((

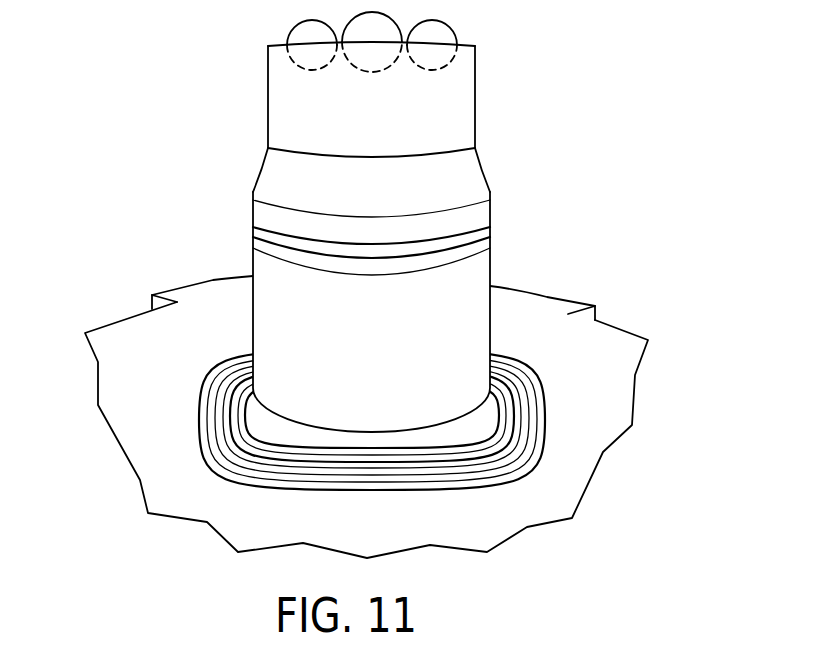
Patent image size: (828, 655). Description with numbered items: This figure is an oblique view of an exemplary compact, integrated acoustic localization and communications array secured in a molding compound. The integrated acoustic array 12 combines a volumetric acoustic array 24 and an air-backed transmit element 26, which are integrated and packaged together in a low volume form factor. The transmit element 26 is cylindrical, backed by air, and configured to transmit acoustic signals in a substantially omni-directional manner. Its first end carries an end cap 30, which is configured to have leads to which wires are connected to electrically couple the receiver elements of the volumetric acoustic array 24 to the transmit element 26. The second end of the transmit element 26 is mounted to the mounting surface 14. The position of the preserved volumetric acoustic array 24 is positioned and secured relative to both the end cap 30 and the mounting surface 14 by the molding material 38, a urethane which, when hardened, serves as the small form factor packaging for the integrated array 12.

The integrated acoustic array 12 is at (375, 222).
The mounting surface 14 is at (175, 433).
The volumetric acoustic array 24 is at (512, 78).
The air-backed transmit element 26 is at (435, 326).
The end cap 30 is at (270, 238).
The molding material 38 is at (295, 85).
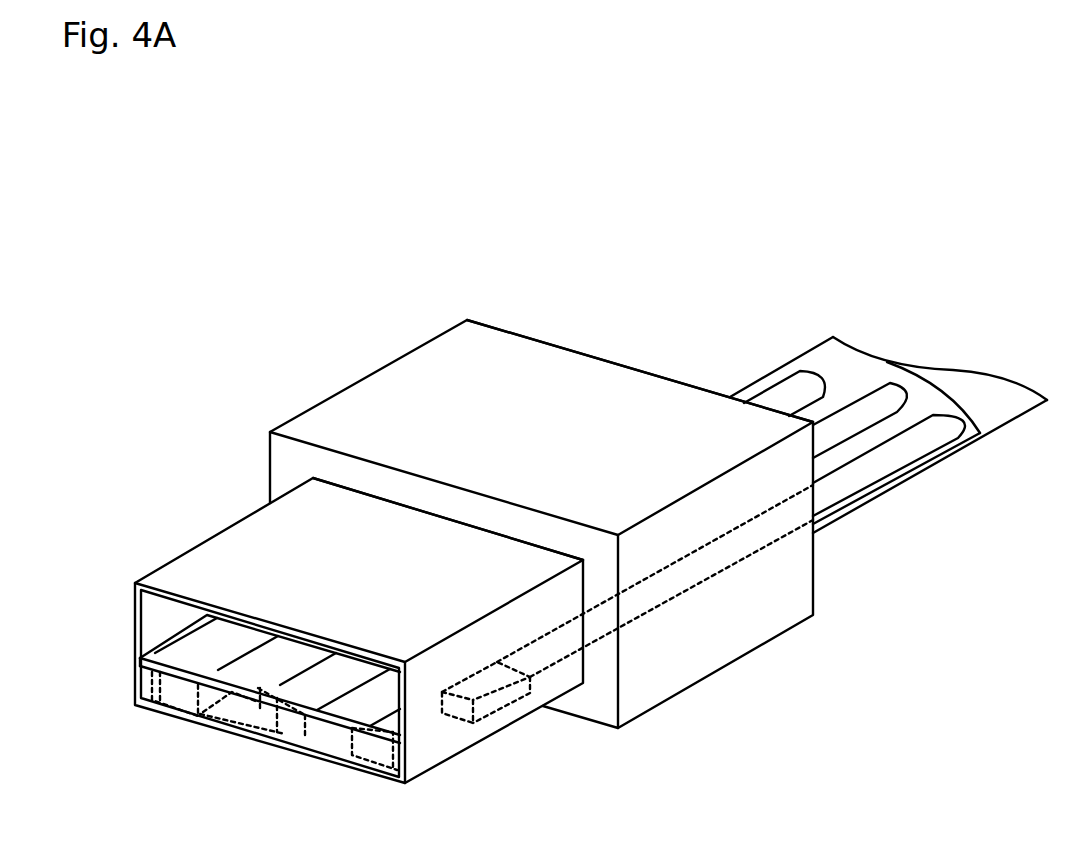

))

### Short task
Reproduce the records above word for word, leaving out the pictures.

### Complete output
Patent image size: (828, 655). Description with numbered items: This figure is an oblique view of an exemplary compact, integrated acoustic localization and communications array secured in a molding compound. The integrated acoustic array 12 combines a volumetric acoustic array 24 and an air-backed transmit element 26, which are integrated and packaged together in a low volume form factor. The transmit element 26 is cylindrical, backed by air, and configured to transmit acoustic signals in a substantially omni-directional manner. Its first end carries an end cap 30, which is configured to have leads to which wires are connected to electrically couple the receiver elements of the volumetric acoustic array 24 to the transmit element 26. The second end of the transmit element 26 is mounted to the mounting surface 14. The position of the preserved volumetric acoustic array 24 is positioned and secured relative to both the end cap 30 and the mounting surface 14 by the molding material 38, a urethane which, when hardened, serves as the small form factor packaging for the integrated array 12.

The integrated acoustic array 12 is at (375, 222).
The mounting surface 14 is at (175, 433).
The volumetric acoustic array 24 is at (512, 78).
The air-backed transmit element 26 is at (435, 326).
The end cap 30 is at (270, 238).
The molding material 38 is at (295, 85).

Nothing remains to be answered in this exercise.